REQUIRED WORK: Which lines have the string "Training"? Copy all of them from the entries below.

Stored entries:
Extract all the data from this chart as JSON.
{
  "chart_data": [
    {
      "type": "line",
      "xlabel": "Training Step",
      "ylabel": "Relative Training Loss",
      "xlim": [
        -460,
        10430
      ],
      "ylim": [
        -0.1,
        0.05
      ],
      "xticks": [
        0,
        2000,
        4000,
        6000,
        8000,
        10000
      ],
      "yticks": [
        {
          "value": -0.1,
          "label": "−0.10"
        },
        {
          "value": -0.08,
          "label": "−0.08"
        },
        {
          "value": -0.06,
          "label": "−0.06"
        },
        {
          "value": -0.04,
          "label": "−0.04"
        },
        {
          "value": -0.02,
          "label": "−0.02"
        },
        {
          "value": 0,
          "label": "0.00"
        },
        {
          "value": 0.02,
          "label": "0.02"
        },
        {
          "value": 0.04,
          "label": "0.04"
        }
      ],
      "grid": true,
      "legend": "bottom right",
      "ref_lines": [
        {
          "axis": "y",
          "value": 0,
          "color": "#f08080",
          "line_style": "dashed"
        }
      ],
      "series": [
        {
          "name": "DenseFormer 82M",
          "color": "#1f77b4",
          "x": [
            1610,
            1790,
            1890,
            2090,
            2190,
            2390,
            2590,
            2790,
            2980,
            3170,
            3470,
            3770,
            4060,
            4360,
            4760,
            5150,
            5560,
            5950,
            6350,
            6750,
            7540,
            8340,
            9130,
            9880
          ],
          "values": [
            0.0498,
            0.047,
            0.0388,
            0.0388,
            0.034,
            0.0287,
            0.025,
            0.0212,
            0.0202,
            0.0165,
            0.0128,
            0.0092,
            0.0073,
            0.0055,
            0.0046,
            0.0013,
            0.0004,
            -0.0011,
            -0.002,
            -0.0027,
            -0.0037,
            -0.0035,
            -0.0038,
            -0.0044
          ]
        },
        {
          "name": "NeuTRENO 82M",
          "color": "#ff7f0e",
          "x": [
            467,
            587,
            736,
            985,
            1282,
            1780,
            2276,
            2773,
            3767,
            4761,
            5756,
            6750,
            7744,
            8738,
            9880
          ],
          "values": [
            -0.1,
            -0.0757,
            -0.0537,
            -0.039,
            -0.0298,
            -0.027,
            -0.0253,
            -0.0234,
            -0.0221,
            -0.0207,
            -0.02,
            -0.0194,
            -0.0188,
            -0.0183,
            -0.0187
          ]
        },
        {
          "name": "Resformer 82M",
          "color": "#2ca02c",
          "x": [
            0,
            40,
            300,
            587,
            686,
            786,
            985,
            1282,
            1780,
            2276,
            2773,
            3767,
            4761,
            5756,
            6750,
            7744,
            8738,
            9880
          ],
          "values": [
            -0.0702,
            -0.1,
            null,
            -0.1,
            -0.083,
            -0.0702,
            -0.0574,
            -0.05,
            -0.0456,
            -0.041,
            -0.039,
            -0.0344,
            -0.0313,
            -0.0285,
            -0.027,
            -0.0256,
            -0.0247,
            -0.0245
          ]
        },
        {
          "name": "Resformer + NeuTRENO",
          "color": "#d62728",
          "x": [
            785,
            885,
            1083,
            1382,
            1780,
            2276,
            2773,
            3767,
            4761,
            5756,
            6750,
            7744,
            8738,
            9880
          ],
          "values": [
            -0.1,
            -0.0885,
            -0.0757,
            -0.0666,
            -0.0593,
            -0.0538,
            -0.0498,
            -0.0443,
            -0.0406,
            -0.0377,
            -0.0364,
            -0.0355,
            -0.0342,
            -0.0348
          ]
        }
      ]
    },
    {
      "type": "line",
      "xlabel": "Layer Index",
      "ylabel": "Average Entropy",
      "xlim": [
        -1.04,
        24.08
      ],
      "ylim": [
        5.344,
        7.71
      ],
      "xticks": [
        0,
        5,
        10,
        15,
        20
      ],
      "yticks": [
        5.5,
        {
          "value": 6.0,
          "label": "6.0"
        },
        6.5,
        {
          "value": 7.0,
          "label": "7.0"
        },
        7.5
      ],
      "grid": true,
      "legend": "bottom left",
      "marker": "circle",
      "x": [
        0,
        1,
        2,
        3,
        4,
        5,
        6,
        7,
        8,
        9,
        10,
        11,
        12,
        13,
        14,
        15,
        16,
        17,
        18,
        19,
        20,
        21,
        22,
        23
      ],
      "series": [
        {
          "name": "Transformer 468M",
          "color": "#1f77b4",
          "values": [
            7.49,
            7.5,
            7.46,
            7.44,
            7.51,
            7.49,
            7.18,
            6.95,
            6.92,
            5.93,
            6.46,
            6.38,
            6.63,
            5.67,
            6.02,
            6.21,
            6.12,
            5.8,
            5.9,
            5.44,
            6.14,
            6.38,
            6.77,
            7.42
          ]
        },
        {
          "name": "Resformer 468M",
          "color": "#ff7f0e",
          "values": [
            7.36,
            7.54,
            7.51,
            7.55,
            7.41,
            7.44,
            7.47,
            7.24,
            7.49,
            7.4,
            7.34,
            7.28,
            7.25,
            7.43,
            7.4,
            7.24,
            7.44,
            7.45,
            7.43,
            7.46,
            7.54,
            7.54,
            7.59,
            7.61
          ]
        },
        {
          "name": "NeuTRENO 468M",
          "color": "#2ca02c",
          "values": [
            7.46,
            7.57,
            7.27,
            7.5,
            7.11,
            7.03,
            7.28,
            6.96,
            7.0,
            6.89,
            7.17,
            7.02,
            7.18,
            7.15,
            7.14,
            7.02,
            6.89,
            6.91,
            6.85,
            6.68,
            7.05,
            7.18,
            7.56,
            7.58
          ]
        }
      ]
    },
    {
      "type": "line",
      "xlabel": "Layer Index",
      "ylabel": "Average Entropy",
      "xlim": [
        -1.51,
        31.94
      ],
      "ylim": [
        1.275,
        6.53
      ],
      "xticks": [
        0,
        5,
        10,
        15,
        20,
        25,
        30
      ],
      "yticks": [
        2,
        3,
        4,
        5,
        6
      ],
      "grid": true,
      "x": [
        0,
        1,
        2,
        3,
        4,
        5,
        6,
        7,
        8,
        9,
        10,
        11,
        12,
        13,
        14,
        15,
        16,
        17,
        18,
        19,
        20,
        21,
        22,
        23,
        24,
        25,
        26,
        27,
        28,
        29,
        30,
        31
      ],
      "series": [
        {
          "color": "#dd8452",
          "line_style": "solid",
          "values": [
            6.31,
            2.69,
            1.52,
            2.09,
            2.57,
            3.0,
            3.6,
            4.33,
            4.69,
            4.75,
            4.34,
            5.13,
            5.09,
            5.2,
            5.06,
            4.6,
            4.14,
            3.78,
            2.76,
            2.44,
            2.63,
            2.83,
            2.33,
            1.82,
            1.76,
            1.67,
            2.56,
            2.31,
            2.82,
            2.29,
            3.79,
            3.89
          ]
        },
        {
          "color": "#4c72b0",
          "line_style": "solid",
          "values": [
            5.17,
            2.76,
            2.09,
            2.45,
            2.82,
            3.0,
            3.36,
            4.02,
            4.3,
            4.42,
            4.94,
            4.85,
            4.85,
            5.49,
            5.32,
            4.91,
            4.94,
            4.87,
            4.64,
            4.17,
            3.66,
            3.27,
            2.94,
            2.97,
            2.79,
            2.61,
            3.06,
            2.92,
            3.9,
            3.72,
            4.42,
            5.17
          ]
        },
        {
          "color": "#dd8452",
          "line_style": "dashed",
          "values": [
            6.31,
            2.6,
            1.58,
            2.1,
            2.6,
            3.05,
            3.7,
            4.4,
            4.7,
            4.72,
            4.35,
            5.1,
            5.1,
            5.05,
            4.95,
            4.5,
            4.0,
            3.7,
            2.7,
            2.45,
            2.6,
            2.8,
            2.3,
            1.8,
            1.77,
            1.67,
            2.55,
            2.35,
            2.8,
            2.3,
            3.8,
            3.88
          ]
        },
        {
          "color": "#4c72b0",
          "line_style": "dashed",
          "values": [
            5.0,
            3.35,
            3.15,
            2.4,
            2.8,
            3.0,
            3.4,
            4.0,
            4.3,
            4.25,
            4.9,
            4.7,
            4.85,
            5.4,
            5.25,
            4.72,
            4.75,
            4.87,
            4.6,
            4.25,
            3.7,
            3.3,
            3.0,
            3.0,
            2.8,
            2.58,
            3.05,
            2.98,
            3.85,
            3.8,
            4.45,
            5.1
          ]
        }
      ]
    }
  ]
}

EXPECTED ANSWER:
      "xlabel": "Training Step",
      "ylabel": "Relative Training Loss",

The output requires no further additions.